Extract:
::::::::::

I'm looking at trying to start a process from F#, wait till it's finished, but also read it's output progressively.
Is this the right/best way to do it? (In my case I'm trying to execute git commands, but that is tangential to the question)
let gitexecute (logger:string->unit) cmd =
let procStartInfo = new ProcessStartInfo(@"C:\Program Files\Git\bin\git.exe", cmd)
// Redirect to the Process.StandardOutput StreamReader.
procStartInfo.RedirectStandardOutput <- true
procStartInfo.UseShellExecute <- false;
// Do not create the black window.
procStartInfo.CreateNoWindow <- true;
// Create a process, assign its ProcessStartInfo and start it
let proc = new Process();
proc.StartInfo <- procStartInfo;
proc.Start() |> ignore
// Get the output into a string
while not proc.StandardOutput.EndOfStream do
proc.StandardOutput.ReadLine() |> logger
What I don't understand is how the proc.Start() can return a boolean and also be asynchronous enough for me to get the output out of the while progressively.
Unfortunately, I don't currently have a large enough repository - or slow enough machine, to be able to tell what order things are happening in...
UPDATE
I tried Brian's suggestion, and it does work.
My question was a bit vague. My misunderstanding was that I assumed that Process.Start() returned the success of the process as a whole, and not just of the 'Start', and thus I couldn't see how it could work.

::::::::::

[Bounding box prediction data]
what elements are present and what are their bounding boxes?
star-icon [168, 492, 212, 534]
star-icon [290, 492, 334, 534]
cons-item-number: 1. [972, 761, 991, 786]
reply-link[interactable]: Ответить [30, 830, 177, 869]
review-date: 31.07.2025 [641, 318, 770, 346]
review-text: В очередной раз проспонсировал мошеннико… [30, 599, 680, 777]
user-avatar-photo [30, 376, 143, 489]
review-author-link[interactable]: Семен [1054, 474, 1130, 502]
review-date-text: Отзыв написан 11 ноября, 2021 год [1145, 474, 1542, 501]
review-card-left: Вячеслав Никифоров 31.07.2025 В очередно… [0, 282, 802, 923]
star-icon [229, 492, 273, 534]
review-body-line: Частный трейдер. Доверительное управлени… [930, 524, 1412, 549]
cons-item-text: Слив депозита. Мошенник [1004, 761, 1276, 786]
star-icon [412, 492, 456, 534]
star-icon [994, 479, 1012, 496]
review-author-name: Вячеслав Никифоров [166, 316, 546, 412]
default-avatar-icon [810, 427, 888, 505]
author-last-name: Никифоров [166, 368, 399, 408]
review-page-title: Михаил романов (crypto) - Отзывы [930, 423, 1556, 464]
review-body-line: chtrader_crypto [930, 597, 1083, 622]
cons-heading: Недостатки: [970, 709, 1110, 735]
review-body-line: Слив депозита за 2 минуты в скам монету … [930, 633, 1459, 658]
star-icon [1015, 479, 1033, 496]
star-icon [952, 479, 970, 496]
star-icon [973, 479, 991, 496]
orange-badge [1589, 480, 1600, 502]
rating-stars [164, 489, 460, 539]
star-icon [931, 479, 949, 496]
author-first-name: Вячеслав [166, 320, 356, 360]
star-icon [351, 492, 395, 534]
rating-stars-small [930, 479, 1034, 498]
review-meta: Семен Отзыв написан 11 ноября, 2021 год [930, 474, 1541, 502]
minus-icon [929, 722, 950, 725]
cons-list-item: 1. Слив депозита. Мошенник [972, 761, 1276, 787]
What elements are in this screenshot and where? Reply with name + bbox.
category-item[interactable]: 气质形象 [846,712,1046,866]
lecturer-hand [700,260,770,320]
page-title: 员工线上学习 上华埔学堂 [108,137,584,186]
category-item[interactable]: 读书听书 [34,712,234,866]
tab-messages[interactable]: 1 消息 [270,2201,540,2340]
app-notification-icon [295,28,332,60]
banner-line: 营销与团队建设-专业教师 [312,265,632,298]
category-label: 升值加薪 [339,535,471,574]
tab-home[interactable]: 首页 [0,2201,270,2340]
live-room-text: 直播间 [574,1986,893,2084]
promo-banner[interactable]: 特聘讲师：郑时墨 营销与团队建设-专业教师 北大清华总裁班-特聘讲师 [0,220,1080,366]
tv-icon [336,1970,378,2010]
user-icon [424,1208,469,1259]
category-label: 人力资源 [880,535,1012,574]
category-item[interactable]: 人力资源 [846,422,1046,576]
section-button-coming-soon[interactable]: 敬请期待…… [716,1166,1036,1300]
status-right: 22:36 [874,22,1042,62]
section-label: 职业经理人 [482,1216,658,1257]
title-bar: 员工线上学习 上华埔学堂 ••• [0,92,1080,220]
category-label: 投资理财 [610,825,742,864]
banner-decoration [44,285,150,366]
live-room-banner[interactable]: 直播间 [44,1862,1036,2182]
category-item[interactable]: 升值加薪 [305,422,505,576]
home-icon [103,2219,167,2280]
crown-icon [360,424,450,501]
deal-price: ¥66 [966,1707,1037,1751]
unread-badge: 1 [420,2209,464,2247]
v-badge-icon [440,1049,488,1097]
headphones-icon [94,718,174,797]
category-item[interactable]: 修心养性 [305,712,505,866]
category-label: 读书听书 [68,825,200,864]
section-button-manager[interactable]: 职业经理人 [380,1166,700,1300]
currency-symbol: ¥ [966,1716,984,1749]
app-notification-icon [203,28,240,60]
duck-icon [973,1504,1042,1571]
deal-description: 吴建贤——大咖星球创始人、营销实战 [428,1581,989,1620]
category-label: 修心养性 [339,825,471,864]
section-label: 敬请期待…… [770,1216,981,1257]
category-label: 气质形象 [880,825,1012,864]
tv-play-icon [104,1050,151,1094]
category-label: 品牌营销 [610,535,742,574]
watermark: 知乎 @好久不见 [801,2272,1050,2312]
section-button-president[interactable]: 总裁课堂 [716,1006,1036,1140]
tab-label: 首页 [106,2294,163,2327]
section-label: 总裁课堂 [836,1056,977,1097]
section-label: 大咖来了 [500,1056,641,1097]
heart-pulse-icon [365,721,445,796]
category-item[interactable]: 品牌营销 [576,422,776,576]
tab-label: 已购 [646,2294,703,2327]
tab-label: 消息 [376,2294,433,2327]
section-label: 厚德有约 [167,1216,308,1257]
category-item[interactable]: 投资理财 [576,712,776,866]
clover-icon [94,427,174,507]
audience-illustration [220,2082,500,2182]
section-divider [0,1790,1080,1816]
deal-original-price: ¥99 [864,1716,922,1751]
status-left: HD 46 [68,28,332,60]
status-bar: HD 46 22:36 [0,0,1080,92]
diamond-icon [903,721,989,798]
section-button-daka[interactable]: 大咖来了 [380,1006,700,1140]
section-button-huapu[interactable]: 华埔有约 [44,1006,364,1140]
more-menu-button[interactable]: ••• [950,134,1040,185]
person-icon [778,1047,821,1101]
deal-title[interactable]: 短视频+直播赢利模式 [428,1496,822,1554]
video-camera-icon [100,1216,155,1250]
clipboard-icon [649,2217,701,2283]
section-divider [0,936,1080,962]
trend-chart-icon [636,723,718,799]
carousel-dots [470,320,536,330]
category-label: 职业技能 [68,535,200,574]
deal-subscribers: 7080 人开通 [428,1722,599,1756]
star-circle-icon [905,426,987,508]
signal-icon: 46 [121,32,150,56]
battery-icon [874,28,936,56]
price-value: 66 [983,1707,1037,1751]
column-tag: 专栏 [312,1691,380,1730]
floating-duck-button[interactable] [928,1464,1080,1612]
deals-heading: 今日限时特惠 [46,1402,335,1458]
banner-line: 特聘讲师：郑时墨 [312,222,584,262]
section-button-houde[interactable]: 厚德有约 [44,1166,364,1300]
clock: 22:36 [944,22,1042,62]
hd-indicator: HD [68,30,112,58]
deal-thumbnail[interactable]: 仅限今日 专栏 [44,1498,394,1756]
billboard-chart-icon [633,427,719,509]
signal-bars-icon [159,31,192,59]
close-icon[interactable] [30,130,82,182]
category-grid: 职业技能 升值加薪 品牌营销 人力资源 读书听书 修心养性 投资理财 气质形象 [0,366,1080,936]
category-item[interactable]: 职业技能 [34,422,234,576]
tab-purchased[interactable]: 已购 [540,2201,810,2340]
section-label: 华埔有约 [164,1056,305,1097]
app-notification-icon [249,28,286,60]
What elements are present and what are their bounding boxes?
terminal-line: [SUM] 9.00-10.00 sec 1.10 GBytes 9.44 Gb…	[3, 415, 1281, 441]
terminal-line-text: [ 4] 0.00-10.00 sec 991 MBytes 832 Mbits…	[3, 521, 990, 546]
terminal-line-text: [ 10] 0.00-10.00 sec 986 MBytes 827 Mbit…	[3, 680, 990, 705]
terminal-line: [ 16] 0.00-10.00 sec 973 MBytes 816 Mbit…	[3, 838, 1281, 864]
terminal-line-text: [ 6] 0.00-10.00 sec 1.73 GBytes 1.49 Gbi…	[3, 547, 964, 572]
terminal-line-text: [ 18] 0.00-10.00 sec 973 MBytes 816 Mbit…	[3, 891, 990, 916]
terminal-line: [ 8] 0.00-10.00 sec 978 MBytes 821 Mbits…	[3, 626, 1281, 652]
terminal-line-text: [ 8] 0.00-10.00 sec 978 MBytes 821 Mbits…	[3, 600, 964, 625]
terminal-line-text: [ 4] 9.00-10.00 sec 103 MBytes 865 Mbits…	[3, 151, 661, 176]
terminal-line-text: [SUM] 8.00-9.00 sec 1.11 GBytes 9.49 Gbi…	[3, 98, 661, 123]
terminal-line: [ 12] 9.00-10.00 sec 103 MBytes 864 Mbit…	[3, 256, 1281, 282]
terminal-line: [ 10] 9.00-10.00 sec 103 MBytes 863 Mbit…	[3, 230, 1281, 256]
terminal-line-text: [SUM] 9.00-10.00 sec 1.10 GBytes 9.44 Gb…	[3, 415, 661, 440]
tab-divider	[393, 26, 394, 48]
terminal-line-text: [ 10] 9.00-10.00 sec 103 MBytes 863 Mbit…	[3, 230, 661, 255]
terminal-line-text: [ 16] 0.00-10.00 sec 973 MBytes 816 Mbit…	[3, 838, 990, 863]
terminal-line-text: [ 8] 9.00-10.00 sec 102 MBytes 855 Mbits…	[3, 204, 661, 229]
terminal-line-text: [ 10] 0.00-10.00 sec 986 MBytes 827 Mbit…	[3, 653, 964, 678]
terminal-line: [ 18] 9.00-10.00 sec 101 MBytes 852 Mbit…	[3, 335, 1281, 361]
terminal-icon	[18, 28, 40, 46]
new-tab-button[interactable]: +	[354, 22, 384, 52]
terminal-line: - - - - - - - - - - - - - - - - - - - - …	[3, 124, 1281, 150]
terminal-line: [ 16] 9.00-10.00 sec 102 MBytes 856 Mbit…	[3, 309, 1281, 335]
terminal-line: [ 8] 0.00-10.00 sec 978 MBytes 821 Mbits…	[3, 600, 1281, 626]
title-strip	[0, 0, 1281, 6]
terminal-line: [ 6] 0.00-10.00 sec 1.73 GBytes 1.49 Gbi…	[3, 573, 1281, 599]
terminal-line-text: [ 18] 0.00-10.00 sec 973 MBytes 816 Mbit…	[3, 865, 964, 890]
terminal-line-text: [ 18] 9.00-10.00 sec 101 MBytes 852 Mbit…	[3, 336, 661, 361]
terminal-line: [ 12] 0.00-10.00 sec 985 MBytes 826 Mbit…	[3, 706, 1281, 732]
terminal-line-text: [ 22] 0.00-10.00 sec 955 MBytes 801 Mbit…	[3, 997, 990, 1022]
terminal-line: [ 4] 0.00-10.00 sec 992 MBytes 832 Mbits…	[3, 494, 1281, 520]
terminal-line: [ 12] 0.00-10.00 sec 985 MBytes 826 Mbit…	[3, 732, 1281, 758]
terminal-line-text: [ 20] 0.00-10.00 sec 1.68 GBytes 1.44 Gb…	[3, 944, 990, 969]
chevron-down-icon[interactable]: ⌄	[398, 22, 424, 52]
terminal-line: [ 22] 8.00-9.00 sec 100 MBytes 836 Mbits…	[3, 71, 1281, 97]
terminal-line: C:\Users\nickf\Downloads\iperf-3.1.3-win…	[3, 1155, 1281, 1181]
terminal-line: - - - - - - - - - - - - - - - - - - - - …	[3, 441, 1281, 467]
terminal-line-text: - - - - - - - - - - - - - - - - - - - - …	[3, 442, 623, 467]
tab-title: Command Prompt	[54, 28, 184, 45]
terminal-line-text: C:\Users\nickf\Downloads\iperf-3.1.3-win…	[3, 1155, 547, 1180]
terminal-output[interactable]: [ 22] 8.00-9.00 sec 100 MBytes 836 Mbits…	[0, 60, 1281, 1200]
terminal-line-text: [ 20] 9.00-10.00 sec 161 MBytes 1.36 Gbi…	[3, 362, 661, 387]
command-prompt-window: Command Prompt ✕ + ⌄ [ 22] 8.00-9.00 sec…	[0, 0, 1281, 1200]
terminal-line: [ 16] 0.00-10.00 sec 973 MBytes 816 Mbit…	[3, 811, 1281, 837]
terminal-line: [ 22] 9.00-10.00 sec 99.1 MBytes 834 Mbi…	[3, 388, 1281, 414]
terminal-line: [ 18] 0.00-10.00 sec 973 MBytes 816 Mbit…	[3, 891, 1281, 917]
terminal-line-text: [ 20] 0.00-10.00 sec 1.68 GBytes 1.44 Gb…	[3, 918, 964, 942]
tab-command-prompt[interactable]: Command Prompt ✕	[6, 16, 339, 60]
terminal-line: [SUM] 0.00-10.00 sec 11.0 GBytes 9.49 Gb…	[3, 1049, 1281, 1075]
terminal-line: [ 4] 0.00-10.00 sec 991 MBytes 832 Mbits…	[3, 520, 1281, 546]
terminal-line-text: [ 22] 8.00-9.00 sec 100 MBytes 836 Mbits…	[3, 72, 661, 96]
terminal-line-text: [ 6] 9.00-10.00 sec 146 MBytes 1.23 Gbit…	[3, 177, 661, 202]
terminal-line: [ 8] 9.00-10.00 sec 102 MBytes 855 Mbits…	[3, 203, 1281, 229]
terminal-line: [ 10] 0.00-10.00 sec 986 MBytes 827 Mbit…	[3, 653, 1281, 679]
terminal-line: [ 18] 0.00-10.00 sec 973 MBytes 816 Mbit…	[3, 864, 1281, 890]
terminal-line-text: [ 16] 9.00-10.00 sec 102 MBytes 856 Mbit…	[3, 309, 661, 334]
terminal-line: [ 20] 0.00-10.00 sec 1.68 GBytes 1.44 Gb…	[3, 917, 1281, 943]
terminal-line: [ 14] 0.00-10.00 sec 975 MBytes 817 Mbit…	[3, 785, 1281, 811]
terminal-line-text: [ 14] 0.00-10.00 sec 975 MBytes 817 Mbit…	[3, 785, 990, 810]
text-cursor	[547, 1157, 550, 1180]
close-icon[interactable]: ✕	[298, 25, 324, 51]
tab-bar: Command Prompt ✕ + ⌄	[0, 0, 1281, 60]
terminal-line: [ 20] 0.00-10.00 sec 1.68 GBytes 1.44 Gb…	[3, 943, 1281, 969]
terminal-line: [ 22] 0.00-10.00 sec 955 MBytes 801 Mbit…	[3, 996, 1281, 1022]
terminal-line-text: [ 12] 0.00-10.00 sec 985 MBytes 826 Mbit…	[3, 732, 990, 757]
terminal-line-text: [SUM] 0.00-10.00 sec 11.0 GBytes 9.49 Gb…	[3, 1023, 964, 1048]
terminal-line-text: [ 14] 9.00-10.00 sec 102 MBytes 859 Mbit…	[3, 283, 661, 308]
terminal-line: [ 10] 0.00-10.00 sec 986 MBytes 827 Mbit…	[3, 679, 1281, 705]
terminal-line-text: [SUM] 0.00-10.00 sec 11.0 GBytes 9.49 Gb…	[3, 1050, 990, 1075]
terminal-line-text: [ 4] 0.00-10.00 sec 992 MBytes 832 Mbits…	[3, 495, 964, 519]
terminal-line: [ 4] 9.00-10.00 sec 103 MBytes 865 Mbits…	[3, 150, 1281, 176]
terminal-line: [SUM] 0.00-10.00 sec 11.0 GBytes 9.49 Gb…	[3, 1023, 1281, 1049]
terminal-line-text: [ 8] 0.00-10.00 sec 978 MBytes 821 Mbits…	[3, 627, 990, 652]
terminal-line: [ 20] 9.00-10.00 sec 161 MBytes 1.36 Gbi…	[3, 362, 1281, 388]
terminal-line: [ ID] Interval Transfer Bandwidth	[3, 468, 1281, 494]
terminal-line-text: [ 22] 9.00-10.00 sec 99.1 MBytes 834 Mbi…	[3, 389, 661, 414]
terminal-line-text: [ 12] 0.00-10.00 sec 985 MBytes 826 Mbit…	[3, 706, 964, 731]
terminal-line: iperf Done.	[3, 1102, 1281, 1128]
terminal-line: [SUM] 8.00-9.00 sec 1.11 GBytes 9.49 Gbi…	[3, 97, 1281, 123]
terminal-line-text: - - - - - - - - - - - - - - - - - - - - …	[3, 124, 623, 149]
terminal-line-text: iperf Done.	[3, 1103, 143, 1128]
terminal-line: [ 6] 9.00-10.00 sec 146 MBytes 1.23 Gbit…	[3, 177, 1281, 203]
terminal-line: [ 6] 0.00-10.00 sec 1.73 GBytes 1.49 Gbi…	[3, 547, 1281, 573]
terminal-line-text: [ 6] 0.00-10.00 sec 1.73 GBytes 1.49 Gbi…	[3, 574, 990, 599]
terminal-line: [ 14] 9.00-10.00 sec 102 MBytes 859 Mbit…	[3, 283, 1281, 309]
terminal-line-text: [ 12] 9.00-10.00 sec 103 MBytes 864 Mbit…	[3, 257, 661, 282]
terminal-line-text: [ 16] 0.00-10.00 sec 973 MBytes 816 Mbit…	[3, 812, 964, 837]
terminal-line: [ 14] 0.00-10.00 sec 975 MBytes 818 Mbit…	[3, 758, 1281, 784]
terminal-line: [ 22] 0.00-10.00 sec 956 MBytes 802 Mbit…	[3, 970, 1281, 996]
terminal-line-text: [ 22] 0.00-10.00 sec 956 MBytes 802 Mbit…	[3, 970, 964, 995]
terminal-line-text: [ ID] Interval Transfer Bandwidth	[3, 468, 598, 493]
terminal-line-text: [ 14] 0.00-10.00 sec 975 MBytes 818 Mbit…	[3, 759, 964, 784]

::::::::::

Tasks to complete:
1: Name each property of procStartInfo that the code in the F# post assigns, along with the value it receives.
2: Please write out the part of the F# post starting with "I'm looking at" and going on through "to the question)".
The listing has no connection to the F# post.

Outputs for the tasks:
1:
RedirectStandardOutput: true
UseShellExecute: false
CreateNoWindow: true

2:
I'm looking at trying to start a process from F#, wait till it's finished, but also read it's output progressively.
Is this the right/best way to do it? (In my case I'm trying to execute git commands, but that is tangential to the question)